Identify every line in the records below that contains the word "clinical", and copy each of those lines.

===

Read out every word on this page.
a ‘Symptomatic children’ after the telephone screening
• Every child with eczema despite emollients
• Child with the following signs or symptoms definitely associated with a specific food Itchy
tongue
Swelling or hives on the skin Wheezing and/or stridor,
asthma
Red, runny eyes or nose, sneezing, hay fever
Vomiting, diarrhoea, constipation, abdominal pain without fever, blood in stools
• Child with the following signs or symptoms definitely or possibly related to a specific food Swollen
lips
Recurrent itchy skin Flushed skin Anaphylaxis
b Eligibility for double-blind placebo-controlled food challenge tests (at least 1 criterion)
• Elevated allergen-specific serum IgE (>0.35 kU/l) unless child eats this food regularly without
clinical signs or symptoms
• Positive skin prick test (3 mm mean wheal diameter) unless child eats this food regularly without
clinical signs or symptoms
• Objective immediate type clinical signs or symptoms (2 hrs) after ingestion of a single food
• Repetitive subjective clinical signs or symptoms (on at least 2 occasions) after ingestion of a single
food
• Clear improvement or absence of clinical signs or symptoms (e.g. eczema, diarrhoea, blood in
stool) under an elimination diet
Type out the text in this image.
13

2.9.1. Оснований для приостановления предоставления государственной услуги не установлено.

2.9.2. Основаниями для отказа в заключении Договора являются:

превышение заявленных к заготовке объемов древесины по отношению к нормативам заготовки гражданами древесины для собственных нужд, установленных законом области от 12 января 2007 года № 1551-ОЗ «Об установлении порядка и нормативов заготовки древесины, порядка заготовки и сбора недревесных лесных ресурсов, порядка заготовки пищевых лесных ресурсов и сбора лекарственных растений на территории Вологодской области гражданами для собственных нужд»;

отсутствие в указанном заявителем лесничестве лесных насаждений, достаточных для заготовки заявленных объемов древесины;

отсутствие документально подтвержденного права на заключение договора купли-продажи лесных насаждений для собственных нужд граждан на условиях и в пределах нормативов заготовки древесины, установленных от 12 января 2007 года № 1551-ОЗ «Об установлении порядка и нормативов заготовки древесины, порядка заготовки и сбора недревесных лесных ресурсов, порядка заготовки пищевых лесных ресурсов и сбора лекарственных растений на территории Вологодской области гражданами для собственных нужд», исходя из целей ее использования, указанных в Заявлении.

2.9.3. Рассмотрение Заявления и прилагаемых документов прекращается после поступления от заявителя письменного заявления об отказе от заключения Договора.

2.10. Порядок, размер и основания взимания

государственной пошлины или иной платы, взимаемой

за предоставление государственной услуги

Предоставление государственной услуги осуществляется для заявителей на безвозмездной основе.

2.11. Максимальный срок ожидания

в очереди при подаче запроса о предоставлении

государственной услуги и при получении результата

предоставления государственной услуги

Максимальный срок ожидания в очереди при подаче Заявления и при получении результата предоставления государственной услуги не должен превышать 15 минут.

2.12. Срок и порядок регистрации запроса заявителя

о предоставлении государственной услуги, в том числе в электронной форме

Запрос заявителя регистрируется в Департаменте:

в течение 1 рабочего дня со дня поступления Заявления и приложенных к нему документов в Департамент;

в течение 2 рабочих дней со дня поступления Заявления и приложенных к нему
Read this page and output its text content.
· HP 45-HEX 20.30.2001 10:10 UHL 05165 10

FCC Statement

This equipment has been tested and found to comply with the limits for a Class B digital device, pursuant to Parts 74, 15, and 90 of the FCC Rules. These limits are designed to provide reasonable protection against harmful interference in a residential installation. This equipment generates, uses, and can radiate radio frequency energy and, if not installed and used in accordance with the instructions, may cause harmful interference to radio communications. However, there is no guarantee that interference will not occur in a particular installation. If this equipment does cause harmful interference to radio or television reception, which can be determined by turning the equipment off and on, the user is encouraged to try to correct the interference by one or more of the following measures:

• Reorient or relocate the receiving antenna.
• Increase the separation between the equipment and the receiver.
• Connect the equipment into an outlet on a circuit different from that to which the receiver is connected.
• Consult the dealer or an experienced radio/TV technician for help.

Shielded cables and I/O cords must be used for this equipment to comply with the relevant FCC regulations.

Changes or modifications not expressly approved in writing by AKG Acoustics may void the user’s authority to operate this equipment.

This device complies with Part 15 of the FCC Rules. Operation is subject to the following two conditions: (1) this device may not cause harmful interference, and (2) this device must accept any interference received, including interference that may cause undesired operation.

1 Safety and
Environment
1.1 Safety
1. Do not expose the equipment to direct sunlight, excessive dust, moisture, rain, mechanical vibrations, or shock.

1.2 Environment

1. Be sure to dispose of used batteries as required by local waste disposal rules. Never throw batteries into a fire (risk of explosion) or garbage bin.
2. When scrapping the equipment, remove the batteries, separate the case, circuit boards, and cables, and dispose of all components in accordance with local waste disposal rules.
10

===

_Answer to the problem_
clinical signs or symptoms
clinical signs or symptoms
• Objective immediate type clinical signs or symptoms (2 hrs) after ingestion of a single food
• Repetitive subjective clinical signs or symptoms (on at least 2 occasions) after ingestion of a single
• Clear improvement or absence of clinical signs or symptoms (e.g. eczema, diarrhoea, blood in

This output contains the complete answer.